◆ PROBLEM DESCRIPTION ◆
Your task is to output all the records below, word for word.

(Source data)
BEGIN

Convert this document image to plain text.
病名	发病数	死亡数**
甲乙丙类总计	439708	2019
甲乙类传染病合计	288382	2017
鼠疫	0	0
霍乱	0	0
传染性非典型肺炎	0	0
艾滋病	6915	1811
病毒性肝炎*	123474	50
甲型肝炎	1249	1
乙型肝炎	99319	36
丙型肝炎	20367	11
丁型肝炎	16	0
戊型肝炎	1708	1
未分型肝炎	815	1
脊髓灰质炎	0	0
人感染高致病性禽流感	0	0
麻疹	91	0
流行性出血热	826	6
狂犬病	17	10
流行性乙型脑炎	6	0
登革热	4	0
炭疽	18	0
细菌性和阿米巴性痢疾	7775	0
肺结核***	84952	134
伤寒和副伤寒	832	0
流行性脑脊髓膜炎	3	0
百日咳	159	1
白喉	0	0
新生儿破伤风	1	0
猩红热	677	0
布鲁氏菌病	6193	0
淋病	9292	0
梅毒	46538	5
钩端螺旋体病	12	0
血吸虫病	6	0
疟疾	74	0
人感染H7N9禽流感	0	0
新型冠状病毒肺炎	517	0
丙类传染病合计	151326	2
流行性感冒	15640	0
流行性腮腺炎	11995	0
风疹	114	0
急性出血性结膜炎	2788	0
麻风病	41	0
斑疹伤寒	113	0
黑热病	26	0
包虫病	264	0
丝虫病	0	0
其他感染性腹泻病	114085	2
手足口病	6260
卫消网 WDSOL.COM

END

◆ FINAL ANSWER ◆
Convert this document image to plain text.
病名	发病数	死亡数**
甲乙丙类总计	439708	2019
甲乙类传染病合计	288382	2017
鼠疫	0	0
霍乱	0	0
传染性非典型肺炎	0	0
艾滋病	6915	1811
病毒性肝炎*	123474	50
甲型肝炎	1249	1
乙型肝炎	99319	36
丙型肝炎	20367	11
丁型肝炎	16	0
戊型肝炎	1708	1
未分型肝炎	815	1
脊髓灰质炎	0	0
人感染高致病性禽流感	0	0
麻疹	91	0
流行性出血热	826	6
狂犬病	17	10
流行性乙型脑炎	6	0
登革热	4	0
炭疽	18	0
细菌性和阿米巴性痢疾	7775	0
肺结核***	84952	134
伤寒和副伤寒	832	0
流行性脑脊髓膜炎	3	0
百日咳	159	1
白喉	0	0
新生儿破伤风	1	0
猩红热	677	0
布鲁氏菌病	6193	0
淋病	9292	0
梅毒	46538	5
钩端螺旋体病	12	0
血吸虫病	6	0
疟疾	74	0
人感染H7N9禽流感	0	0
新型冠状病毒肺炎	517	0
丙类传染病合计	151326	2
流行性感冒	15640	0
流行性腮腺炎	11995	0
风疹	114	0
急性出血性结膜炎	2788	0
麻风病	41	0
斑疹伤寒	113	0
黑热病	26	0
包虫病	264	0
丝虫病	0	0
其他感染性腹泻病	114085	2
手足口病	6260
卫消网 WDSOL.COM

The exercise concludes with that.